Prompt
Look through the data below and report how many lines include "title". Only the number should be given.

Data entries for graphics
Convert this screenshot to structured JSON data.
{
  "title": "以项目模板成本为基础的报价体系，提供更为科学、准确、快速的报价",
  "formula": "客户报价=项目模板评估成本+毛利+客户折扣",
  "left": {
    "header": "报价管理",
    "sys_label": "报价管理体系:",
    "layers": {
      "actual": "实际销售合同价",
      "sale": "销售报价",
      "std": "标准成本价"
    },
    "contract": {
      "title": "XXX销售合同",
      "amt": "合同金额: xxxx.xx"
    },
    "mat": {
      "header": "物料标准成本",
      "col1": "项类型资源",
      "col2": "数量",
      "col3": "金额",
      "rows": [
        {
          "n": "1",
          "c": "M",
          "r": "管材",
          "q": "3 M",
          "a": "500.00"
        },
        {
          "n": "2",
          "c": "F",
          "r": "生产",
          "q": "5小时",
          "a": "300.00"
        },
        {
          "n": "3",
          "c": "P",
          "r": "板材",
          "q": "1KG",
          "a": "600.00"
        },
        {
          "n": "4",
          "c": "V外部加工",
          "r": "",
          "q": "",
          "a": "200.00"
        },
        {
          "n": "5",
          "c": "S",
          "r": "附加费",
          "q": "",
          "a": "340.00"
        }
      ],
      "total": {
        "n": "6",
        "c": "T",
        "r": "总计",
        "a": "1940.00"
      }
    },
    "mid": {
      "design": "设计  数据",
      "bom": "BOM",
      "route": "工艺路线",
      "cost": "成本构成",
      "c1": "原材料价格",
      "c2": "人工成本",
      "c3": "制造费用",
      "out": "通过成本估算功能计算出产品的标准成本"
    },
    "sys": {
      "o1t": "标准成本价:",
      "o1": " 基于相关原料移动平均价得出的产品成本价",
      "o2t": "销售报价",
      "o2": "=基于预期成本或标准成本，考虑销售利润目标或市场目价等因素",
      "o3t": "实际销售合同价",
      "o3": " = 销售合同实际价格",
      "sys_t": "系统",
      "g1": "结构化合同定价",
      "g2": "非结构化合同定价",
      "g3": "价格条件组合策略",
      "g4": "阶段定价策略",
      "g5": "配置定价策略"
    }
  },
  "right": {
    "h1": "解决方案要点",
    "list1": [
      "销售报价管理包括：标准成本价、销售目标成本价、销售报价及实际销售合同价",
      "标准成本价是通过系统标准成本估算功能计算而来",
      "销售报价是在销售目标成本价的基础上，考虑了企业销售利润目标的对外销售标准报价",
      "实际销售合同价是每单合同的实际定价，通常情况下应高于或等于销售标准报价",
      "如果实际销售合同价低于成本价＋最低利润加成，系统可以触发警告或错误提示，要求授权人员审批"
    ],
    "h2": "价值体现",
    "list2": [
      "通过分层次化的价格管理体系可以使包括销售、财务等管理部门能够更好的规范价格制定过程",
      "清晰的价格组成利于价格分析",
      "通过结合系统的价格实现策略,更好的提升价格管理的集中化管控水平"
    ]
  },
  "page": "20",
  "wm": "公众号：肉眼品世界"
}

Completed task
2